[begin Data supplied]

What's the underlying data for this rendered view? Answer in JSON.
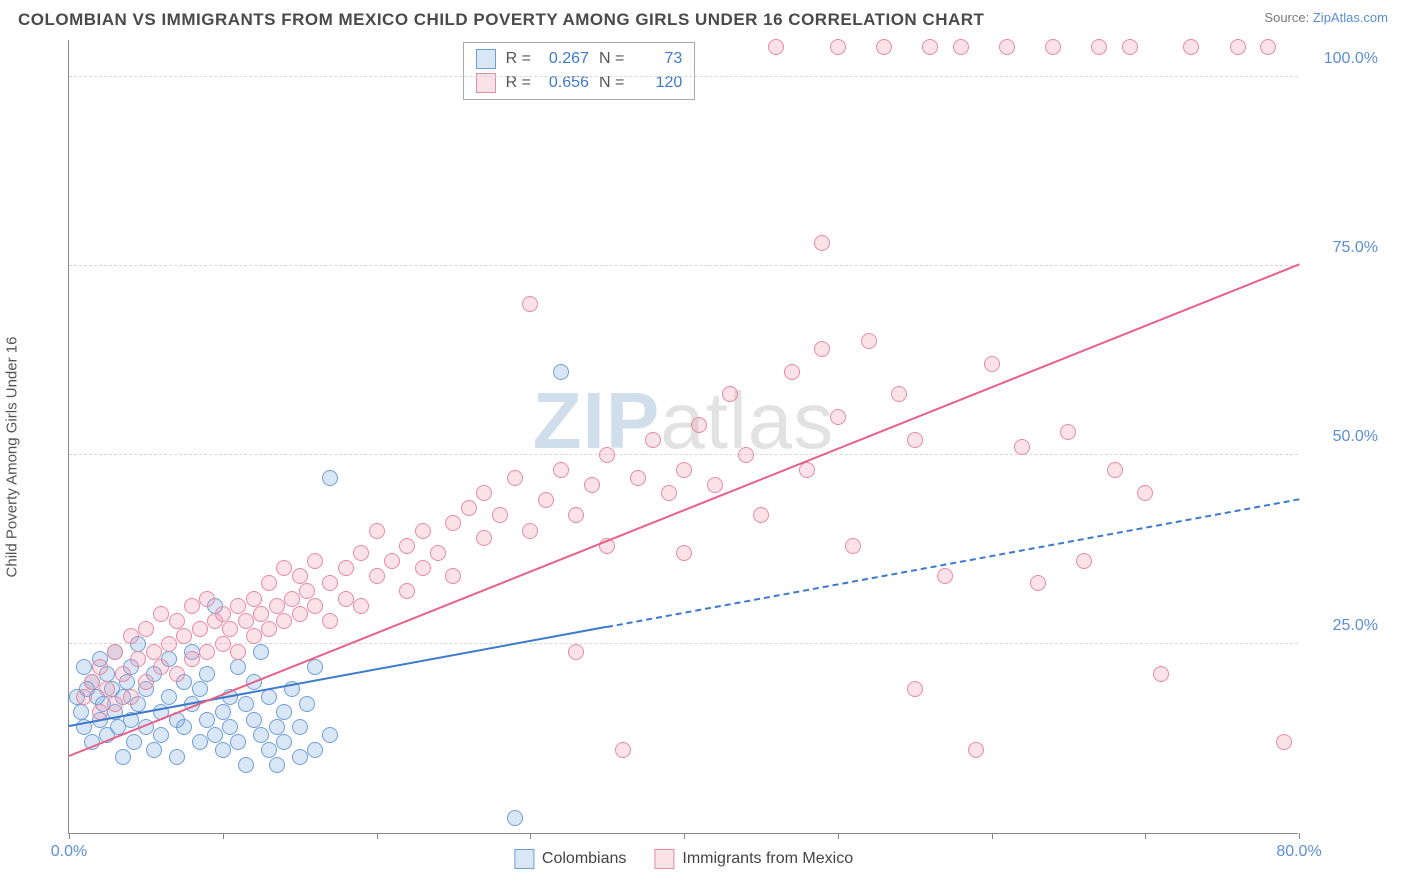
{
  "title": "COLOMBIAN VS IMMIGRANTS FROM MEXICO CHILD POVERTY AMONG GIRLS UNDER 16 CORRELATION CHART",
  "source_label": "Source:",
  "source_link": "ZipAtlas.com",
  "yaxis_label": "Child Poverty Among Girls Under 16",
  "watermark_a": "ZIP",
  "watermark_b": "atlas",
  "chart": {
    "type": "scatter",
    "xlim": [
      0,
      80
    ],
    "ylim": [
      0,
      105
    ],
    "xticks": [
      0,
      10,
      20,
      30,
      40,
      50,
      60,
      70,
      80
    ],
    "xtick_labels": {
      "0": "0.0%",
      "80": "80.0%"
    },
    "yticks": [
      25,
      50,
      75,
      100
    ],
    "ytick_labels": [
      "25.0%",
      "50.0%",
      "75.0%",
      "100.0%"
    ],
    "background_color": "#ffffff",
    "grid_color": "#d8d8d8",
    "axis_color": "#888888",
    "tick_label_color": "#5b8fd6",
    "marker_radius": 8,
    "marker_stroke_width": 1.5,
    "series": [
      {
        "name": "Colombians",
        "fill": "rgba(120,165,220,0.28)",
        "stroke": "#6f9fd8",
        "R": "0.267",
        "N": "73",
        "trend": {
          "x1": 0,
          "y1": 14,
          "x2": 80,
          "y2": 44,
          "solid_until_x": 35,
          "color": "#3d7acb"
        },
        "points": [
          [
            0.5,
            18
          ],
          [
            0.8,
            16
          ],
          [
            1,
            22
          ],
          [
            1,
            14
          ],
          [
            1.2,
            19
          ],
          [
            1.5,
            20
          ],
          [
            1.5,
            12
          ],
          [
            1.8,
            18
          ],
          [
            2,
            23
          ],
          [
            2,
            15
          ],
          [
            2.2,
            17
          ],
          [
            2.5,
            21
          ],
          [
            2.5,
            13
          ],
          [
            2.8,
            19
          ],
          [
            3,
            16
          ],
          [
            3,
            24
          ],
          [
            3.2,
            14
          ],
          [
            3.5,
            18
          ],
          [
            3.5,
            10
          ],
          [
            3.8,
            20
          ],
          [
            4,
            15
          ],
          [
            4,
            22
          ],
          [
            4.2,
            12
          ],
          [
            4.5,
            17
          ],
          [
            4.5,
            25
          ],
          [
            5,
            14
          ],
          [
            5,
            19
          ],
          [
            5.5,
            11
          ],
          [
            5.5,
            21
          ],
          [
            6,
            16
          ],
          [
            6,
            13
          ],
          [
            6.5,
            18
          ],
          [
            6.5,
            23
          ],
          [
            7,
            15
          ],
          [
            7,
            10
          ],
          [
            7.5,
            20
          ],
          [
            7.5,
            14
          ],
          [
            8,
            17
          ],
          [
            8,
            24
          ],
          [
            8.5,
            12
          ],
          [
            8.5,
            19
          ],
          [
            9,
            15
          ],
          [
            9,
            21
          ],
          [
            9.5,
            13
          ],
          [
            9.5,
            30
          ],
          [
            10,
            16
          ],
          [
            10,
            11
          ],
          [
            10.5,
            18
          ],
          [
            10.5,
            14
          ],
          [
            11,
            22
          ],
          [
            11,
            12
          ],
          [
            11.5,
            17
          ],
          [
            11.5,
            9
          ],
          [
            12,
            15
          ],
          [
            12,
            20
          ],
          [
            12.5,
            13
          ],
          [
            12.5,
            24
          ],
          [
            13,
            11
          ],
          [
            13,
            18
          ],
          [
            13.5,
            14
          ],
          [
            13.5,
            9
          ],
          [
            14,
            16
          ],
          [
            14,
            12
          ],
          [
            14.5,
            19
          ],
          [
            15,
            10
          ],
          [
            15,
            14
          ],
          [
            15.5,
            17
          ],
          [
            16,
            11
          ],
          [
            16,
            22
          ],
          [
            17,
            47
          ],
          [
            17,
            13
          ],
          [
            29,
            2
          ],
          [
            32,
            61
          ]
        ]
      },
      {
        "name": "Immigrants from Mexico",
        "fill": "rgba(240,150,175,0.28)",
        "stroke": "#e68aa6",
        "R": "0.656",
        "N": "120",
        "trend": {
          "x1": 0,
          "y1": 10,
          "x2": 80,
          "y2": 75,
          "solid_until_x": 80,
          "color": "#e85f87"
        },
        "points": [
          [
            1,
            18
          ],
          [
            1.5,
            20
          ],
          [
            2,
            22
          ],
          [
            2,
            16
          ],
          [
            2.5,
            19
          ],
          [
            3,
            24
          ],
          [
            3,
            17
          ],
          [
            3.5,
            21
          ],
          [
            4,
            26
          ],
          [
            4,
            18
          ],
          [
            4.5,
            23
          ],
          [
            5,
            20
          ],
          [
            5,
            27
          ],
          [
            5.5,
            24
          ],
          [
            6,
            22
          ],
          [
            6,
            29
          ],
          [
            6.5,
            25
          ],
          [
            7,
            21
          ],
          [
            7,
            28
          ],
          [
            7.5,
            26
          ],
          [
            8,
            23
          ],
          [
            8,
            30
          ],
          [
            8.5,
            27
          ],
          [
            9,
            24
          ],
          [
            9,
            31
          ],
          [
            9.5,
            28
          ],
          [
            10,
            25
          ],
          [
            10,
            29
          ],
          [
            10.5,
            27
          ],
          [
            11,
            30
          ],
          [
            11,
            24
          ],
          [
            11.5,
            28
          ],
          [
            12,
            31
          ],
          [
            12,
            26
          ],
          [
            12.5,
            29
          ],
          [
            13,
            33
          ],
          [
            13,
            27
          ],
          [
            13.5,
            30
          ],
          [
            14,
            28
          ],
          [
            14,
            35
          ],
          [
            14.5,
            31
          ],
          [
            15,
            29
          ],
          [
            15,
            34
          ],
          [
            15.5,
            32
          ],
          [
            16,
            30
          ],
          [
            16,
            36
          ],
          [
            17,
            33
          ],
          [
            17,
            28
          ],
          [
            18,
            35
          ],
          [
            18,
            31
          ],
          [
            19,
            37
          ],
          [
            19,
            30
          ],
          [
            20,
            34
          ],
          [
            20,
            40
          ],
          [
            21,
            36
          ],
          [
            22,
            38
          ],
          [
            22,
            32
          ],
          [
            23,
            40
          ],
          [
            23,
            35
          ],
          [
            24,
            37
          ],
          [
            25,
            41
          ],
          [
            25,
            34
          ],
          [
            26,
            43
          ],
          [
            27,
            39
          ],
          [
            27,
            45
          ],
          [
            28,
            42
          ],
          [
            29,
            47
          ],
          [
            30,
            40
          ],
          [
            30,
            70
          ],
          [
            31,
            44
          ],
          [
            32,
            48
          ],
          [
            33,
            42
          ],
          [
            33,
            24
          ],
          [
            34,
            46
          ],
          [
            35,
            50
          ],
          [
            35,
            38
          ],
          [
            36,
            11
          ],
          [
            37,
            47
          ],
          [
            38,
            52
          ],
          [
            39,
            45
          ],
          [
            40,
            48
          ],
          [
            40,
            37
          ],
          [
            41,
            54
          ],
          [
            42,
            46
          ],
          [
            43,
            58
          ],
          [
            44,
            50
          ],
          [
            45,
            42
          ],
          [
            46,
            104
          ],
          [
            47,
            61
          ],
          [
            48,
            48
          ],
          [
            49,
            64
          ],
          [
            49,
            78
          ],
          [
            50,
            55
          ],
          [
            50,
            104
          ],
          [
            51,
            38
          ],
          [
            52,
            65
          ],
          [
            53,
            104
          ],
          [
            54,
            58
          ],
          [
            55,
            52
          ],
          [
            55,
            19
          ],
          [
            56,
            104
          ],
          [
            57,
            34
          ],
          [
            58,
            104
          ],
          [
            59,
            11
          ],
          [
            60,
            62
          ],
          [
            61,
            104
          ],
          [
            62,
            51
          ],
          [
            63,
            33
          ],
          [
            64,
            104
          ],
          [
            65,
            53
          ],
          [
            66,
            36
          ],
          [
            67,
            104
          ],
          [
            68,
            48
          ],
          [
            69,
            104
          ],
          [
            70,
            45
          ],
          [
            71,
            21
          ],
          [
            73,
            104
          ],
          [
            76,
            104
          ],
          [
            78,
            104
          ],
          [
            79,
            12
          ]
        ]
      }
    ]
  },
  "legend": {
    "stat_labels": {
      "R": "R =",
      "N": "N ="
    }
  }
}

[end Data supplied]

* _Objective_: Scan the records for the string "rgba". Copy each line in which it appears.

* _Exercise response_:
        "fill": "rgba(120,165,220,0.28)",
        "fill": "rgba(240,150,175,0.28)",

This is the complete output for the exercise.